▶ WHAT IS ASKED: Word for word, set down the records and skip each picture.
━━━━━ EXERCISE MATERIALS ━━━━━
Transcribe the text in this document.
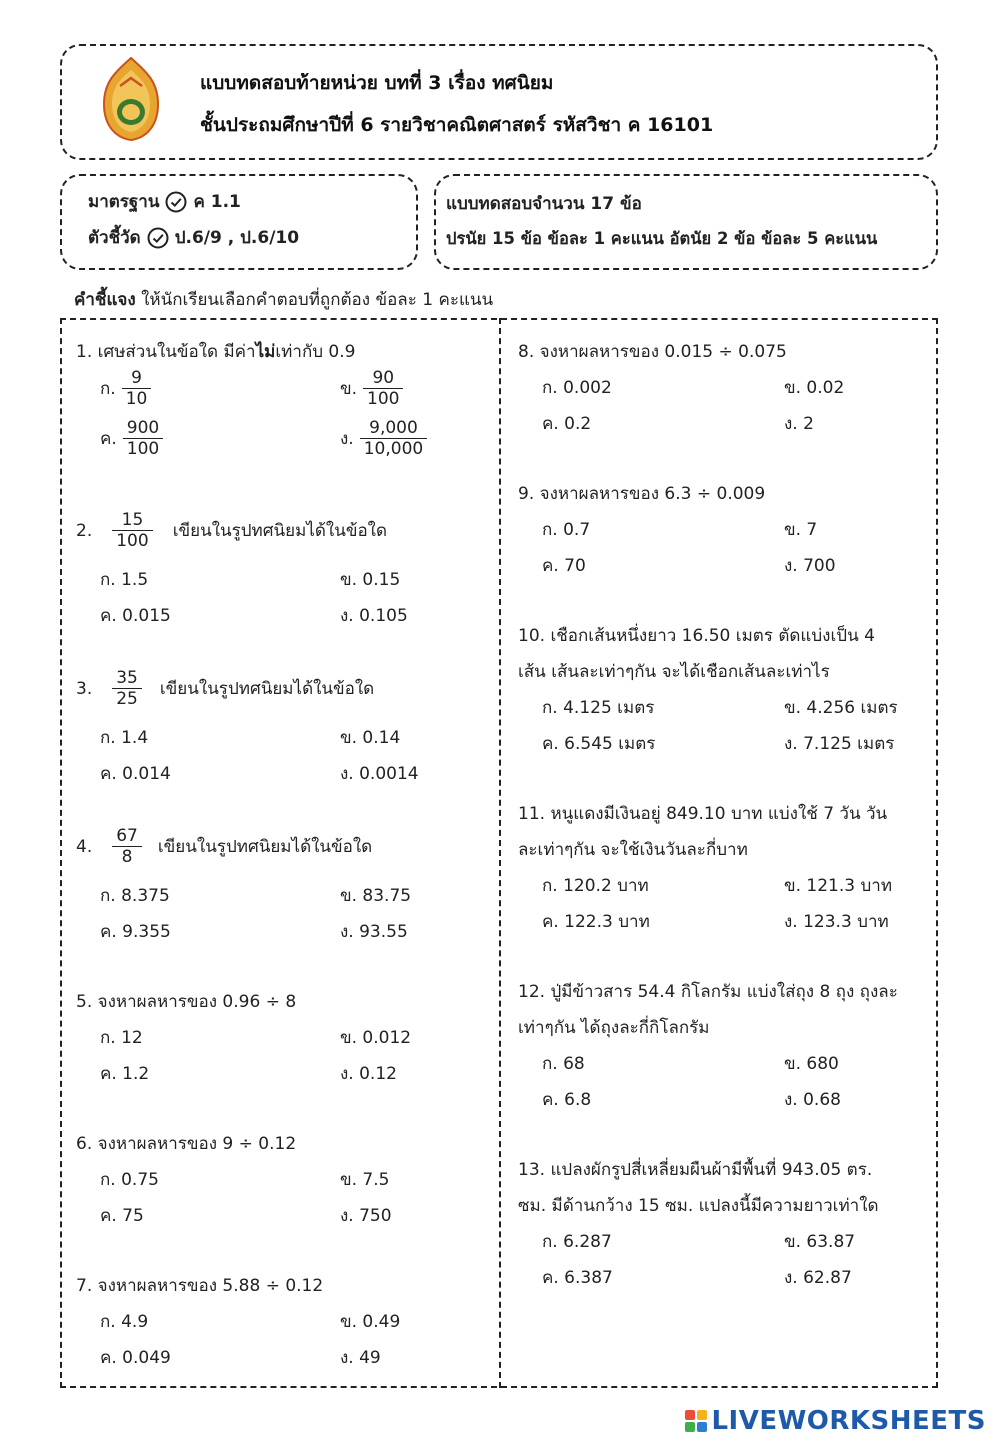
แบบทดสอบท้ายหน่วย บทที่ 3 เรื่อง ทศนิยม
ชั้นประถมศึกษาปีที่ 6 รายวิชาคณิตศาสตร์ รหัสวิชา ค 16101
มาตรฐาน ค 1.1
ตัวชี้วัด ป.6/9 , ป.6/10
แบบทดสอบจำนวน 17 ข้อ
ปรนัย 15 ข้อ ข้อละ 1 คะแนน อัตนัย 2 ข้อ ข้อละ 5 คะแนน
คำชี้แจง ให้นักเรียนเลือกคำตอบที่ถูกต้อง ข้อละ 1 คะแนน
1. เศษส่วนในข้อใด มีค่าไม่เท่ากับ 0.9
ก. $\frac{9}{10}$	ข. $\frac{90}{100}$
ค. $\frac{900}{100}$	ง. $\frac{9,000}{10,000}$
2. $\frac{15}{100}$ เขียนในรูปทศนิยมได้ในข้อใด
ก. 1.5	ข. 0.15
ค. 0.015	ง. 0.105
3. $\frac{35}{25}$ เขียนในรูปทศนิยมได้ในข้อใด
ก. 1.4	ข. 0.14
ค. 0.014	ง. 0.0014
4. $\frac{67}{8}$ เขียนในรูปทศนิยมได้ในข้อใด
ก. 8.375	ข. 83.75
ค. 9.355	ง. 93.55
5. จงหาผลหารของ 0.96 ÷ 8
ก. 12	ข. 0.012
ค. 1.2	ง. 0.12
6. จงหาผลหารของ 9 ÷ 0.12
ก. 0.75	ข. 7.5
ค. 75	ง. 750
7. จงหาผลหารของ 5.88 ÷ 0.12
ก. 4.9	ข. 0.49
ค. 0.049	ง. 49
8. จงหาผลหารของ 0.015 ÷ 0.075
ก. 0.002	ข. 0.02
ค. 0.2	ง. 2
9. จงหาผลหารของ 6.3 ÷ 0.009
ก. 0.7	ข. 7
ค. 70	ง. 700
10. เชือกเส้นหนึ่งยาว 16.50 เมตร ตัดแบ่งเป็น 4
เส้น เส้นละเท่าๆกัน จะได้เชือกเส้นละเท่าไร
ก. 4.125 เมตร	ข. 4.256 เมตร
ค. 6.545 เมตร	ง. 7.125 เมตร
11. หนูแดงมีเงินอยู่ 849.10 บาท แบ่งใช้ 7 วัน วัน
ละเท่าๆกัน จะใช้เงินวันละกี่บาท
ก. 120.2 บาท	ข. 121.3 บาท
ค. 122.3 บาท	ง. 123.3 บาท
12. ปู่มีข้าวสาร 54.4 กิโลกรัม แบ่งใส่ถุง 8 ถุง ถุงละ
เท่าๆกัน ได้ถุงละกี่กิโลกรัม
ก. 68	ข. 680
ค. 6.8	ง. 0.68
13. แปลงผักรูปสี่เหลี่ยมผืนผ้ามีพื้นที่ 943.05 ตร.
ซม. มีด้านกว้าง 15 ซม. แปลงนี้มีความยาวเท่าใด
ก. 6.287	ข. 63.87
ค. 6.387	ง. 62.87
LIVEWORKSHEETS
━━━━━
▶ FINAL RESULT:
Transcribe the text in this document.
แบบทดสอบท้ายหน่วย บทที่ 3 เรื่อง ทศนิยม
ชั้นประถมศึกษาปีที่ 6 รายวิชาคณิตศาสตร์ รหัสวิชา ค 16101
มาตรฐาน ค 1.1
ตัวชี้วัด ป.6/9 , ป.6/10
แบบทดสอบจำนวน 17 ข้อ
ปรนัย 15 ข้อ ข้อละ 1 คะแนน อัตนัย 2 ข้อ ข้อละ 5 คะแนน
คำชี้แจง ให้นักเรียนเลือกคำตอบที่ถูกต้อง ข้อละ 1 คะแนน
1. เศษส่วนในข้อใด มีค่าไม่เท่ากับ 0.9
ก. $\frac{9}{10}$	ข. $\frac{90}{100}$
ค. $\frac{900}{100}$	ง. $\frac{9,000}{10,000}$
2. $\frac{15}{100}$ เขียนในรูปทศนิยมได้ในข้อใด
ก. 1.5	ข. 0.15
ค. 0.015	ง. 0.105
3. $\frac{35}{25}$ เขียนในรูปทศนิยมได้ในข้อใด
ก. 1.4	ข. 0.14
ค. 0.014	ง. 0.0014
4. $\frac{67}{8}$ เขียนในรูปทศนิยมได้ในข้อใด
ก. 8.375	ข. 83.75
ค. 9.355	ง. 93.55
5. จงหาผลหารของ 0.96 ÷ 8
ก. 12	ข. 0.012
ค. 1.2	ง. 0.12
6. จงหาผลหารของ 9 ÷ 0.12
ก. 0.75	ข. 7.5
ค. 75	ง. 750
7. จงหาผลหารของ 5.88 ÷ 0.12
ก. 4.9	ข. 0.49
ค. 0.049	ง. 49
8. จงหาผลหารของ 0.015 ÷ 0.075
ก. 0.002	ข. 0.02
ค. 0.2	ง. 2
9. จงหาผลหารของ 6.3 ÷ 0.009
ก. 0.7	ข. 7
ค. 70	ง. 700
10. เชือกเส้นหนึ่งยาว 16.50 เมตร ตัดแบ่งเป็น 4
เส้น เส้นละเท่าๆกัน จะได้เชือกเส้นละเท่าไร
ก. 4.125 เมตร	ข. 4.256 เมตร
ค. 6.545 เมตร	ง. 7.125 เมตร
11. หนูแดงมีเงินอยู่ 849.10 บาท แบ่งใช้ 7 วัน วัน
ละเท่าๆกัน จะใช้เงินวันละกี่บาท
ก. 120.2 บาท	ข. 121.3 บาท
ค. 122.3 บาท	ง. 123.3 บาท
12. ปู่มีข้าวสาร 54.4 กิโลกรัม แบ่งใส่ถุง 8 ถุง ถุงละ
เท่าๆกัน ได้ถุงละกี่กิโลกรัม
ก. 68	ข. 680
ค. 6.8	ง. 0.68
13. แปลงผักรูปสี่เหลี่ยมผืนผ้ามีพื้นที่ 943.05 ตร.
ซม. มีด้านกว้าง 15 ซม. แปลงนี้มีความยาวเท่าใด
ก. 6.287	ข. 63.87
ค. 6.387	ง. 62.87
LIVEWORKSHEETS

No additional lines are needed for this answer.